** Problem description **
Scan the entries below and extract each line with the word "JSON" in it.

** Excerpted records **

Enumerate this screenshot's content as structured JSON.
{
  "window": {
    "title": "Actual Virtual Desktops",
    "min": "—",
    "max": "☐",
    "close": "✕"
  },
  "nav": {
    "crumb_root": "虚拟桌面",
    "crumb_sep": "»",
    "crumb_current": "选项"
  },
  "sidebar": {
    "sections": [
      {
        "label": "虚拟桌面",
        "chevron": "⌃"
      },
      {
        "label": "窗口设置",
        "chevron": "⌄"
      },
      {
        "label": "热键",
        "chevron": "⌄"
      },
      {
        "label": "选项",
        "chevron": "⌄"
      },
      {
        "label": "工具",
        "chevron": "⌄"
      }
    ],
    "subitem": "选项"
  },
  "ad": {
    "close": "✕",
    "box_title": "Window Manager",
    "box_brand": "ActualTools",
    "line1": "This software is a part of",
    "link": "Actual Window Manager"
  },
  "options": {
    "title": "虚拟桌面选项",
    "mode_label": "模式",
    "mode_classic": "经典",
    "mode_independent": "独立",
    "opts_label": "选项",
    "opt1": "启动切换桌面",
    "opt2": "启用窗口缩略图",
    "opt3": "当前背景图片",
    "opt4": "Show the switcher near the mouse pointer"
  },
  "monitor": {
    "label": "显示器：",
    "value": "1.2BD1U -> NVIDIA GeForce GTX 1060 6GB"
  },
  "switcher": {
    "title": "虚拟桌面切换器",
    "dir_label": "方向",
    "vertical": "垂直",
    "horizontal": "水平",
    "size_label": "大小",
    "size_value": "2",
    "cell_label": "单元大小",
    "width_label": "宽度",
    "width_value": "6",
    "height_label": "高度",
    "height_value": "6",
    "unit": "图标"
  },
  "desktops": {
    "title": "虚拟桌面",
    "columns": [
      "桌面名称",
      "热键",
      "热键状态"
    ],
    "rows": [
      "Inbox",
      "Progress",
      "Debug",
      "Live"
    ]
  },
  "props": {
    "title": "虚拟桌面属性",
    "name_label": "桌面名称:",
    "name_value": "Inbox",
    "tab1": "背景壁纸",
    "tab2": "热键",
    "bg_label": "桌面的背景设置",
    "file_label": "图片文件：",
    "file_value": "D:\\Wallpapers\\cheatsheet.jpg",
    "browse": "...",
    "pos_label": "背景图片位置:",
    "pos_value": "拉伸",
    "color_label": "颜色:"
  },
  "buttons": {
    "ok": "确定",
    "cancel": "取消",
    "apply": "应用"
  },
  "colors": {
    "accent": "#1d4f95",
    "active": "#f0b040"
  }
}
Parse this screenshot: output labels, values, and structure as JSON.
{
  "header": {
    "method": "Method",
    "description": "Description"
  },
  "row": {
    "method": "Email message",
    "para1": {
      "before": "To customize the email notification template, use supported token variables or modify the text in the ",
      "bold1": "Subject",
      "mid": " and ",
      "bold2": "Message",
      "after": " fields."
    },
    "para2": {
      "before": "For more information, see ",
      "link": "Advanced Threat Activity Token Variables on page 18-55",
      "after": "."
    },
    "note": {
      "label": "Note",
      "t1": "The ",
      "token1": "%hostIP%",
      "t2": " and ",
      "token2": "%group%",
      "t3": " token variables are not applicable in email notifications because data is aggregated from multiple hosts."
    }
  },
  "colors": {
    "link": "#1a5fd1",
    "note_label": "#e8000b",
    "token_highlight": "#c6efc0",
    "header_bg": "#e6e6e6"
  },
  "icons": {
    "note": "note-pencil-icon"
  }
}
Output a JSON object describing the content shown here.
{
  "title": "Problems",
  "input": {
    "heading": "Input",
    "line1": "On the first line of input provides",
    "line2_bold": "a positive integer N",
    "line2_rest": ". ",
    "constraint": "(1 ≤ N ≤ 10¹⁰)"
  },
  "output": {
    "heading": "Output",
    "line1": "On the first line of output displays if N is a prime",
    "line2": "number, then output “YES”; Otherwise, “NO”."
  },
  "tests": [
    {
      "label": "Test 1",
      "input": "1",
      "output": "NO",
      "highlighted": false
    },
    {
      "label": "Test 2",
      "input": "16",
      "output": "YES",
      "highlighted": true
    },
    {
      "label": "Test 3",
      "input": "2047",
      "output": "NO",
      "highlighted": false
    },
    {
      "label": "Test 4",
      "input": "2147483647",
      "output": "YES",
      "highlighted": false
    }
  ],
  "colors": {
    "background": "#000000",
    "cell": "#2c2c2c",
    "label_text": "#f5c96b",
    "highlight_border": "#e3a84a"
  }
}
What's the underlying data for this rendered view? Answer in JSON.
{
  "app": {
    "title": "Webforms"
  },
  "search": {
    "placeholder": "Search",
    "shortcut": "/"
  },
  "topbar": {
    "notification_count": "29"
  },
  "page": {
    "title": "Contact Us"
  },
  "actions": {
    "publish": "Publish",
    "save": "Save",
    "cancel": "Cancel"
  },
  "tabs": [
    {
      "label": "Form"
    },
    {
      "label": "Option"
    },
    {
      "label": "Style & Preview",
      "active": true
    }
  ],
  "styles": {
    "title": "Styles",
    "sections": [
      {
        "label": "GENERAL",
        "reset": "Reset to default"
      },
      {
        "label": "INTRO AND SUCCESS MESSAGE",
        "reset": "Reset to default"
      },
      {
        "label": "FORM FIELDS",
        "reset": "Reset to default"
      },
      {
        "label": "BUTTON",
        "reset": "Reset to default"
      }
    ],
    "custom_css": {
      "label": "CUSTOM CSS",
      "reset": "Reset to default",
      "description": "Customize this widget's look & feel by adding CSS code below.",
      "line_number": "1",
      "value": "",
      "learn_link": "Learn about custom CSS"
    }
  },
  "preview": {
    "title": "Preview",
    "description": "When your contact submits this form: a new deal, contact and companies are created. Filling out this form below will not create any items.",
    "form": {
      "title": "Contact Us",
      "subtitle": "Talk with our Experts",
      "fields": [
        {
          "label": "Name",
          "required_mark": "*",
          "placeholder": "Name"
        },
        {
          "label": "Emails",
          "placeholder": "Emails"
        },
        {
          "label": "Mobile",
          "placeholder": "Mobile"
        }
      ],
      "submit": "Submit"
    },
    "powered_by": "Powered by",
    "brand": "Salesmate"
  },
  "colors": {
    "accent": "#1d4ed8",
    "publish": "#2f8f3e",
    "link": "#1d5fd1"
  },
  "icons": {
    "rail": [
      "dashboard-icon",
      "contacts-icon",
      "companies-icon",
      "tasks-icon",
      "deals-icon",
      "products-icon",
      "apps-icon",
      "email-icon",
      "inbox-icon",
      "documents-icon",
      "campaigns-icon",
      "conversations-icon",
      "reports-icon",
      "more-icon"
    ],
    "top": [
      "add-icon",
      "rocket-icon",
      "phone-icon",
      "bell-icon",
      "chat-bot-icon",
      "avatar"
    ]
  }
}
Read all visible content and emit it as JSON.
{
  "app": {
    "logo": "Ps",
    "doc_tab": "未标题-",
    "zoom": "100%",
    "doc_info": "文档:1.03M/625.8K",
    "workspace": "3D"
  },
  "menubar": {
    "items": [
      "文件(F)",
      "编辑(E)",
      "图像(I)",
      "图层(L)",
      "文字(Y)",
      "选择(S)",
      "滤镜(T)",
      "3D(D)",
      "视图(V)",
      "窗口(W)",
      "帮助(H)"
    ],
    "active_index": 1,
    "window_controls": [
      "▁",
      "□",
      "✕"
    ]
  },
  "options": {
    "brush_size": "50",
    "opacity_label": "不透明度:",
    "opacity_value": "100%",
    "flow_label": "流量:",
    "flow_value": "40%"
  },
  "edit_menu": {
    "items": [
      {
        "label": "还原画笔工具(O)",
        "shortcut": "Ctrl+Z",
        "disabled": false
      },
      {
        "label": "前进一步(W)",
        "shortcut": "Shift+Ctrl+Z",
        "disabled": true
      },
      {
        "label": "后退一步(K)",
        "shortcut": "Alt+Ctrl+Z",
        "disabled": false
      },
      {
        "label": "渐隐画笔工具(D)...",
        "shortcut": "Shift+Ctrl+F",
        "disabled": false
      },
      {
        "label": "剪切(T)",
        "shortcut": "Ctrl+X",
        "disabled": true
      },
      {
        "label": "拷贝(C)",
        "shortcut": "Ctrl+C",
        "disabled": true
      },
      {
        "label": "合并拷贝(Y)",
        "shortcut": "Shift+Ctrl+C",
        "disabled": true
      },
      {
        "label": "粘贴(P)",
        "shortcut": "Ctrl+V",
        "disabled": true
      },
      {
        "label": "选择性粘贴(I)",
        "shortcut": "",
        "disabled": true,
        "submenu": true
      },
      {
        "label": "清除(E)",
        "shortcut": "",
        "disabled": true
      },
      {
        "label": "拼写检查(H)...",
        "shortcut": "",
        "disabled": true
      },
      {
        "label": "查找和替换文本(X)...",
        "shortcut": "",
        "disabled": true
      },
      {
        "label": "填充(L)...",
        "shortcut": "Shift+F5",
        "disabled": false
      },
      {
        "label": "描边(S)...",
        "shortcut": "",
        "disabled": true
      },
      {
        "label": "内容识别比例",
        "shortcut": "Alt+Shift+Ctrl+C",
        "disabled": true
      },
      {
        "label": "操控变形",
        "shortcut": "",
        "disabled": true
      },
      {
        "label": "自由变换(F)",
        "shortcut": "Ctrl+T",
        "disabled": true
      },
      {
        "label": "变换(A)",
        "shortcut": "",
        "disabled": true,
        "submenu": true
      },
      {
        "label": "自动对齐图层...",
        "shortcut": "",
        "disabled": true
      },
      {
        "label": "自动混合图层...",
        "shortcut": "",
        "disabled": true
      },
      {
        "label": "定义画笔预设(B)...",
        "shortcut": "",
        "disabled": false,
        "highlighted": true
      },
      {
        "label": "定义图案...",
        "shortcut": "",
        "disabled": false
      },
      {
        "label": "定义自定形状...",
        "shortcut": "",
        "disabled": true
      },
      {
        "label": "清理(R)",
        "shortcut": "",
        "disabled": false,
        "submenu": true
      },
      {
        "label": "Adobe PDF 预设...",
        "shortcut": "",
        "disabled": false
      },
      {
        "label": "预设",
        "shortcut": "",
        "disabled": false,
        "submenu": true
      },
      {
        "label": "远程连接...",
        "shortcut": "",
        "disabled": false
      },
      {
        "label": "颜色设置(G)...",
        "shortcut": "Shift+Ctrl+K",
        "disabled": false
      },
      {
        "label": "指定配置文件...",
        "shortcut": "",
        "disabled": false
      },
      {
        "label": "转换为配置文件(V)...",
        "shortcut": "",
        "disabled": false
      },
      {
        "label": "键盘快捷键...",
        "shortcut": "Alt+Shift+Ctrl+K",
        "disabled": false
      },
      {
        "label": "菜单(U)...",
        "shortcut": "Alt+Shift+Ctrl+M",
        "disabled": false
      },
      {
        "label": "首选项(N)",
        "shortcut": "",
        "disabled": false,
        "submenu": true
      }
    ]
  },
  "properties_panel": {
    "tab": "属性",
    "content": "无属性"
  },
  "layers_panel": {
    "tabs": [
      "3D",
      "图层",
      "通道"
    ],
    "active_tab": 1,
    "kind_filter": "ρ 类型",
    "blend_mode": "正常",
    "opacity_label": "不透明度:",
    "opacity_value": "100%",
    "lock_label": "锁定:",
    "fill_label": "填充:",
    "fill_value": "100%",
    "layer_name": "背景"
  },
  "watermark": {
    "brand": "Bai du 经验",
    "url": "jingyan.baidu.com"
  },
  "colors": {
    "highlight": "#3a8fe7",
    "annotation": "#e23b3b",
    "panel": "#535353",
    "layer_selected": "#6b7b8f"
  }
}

** Solution for this exercise **
Enumerate this screenshot's content as structured JSON.
Parse this screenshot: output labels, values, and structure as JSON.
Output a JSON object describing the content shown here.
What's the underlying data for this rendered view? Answer in JSON.
Read all visible content and emit it as JSON.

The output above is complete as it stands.